◆ What the task asks: Find every line below that contains the word "because" and copy it out.

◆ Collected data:
——————————

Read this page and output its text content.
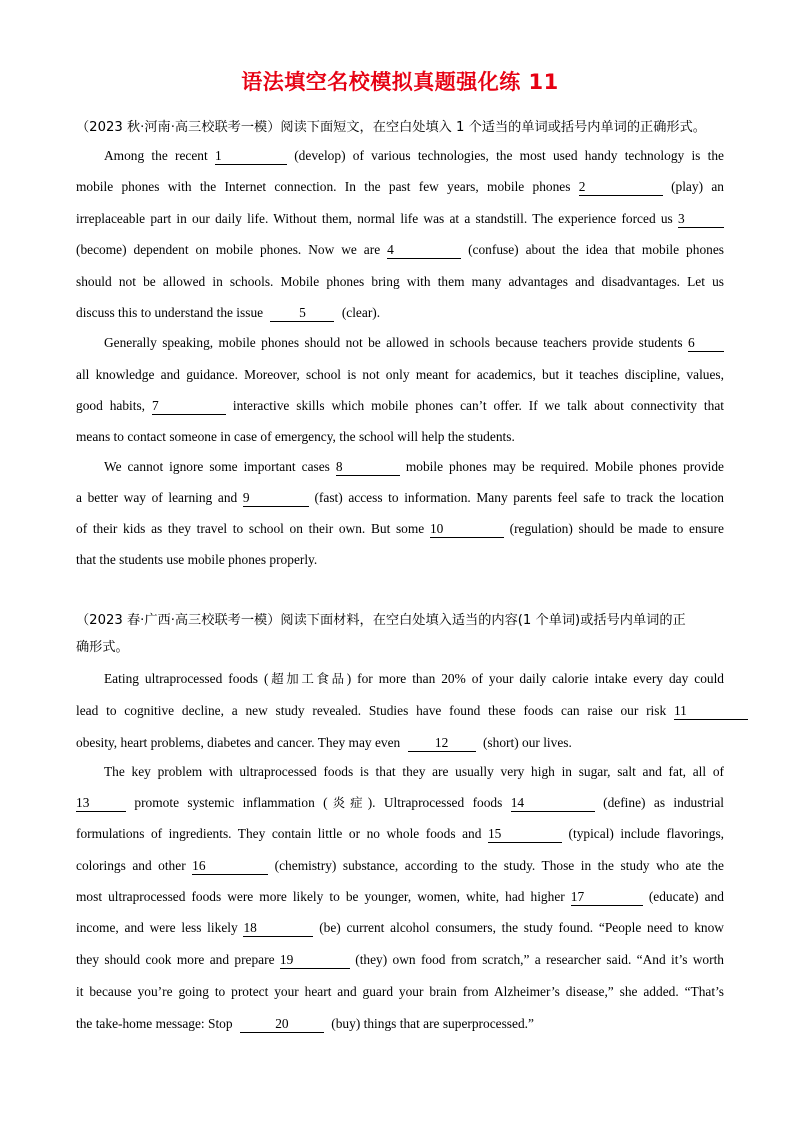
语法填空名校模拟真题强化练 11
（2023 秋·河南·高三校联考一模）阅读下面短文，在空白处填入 1 个适当的单词或括号内单词的正确形式。
Among the recent 1	(develop) of various technologies, the most used handy technology is the
mobile phones with the Internet connection. In the past few years, mobile phones 2	(play) an
irreplaceable part in our daily life. Without them, normal life was at a standstill. The experience forced us 3
(become) dependent on mobile phones. Now we are 4	(confuse) about the idea that mobile phones
should not be allowed in schools. Mobile phones bring with them many advantages and disadvantages. Let us
discuss this to understand the issue	5	(clear).
Generally speaking, mobile phones should not be allowed in schools because teachers provide students 6
all knowledge and guidance. Moreover, school is not only meant for academics, but it teaches discipline, values,
good habits, 7	interactive skills which mobile phones can’t offer. If we talk about connectivity that
means to contact someone in case of emergency, the school will help the students.
We cannot ignore some important cases 8	mobile phones may be required. Mobile phones provide
a better way of learning and 9	(fast) access to information. Many parents feel safe to track the location
of their kids as they travel to school on their own. But some 10	(regulation) should be made to ensure
that the students use mobile phones properly.
（2023 春·广西·高三校联考一模）阅读下面材料，在空白处填入适当的内容(1 个单词)或括号内单词的正
确形式。
Eating ultraprocessed foods (超加工食品) for more than 20% of your daily calorie intake every day could
lead to cognitive decline, a new study revealed. Studies have found these foods can raise our risk 11
obesity, heart problems, diabetes and cancer. They may even	12	(short) our lives.
The key problem with ultraprocessed foods is that they are usually very high in sugar, salt and fat, all of
13	promote systemic inflammation (炎症). Ultraprocessed foods 14	(define) as industrial
formulations of ingredients. They contain little or no whole foods and 15	(typical) include flavorings,
colorings and other 16	(chemistry) substance, according to the study. Those in the study who ate the
most ultraprocessed foods were more likely to be younger, women, white, had higher 17	(educate) and
income, and were less likely 18	(be) current alcohol consumers, the study found. “People need to know
they should cook more and prepare 19	(they) own food from scratch,” a researcher said. “And it’s worth
it because you’re going to protect your heart and guard your brain from Alzheimer’s disease,” she added. “That’s
the take-home message: Stop	20	(buy) things that are superprocessed.”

——————————

◆ Task output:
Generally speaking, mobile phones should not be allowed in schools because teachers provide students 6
it because you’re going to protect your heart and guard your brain from Alzheimer’s disease,” she added. “That’s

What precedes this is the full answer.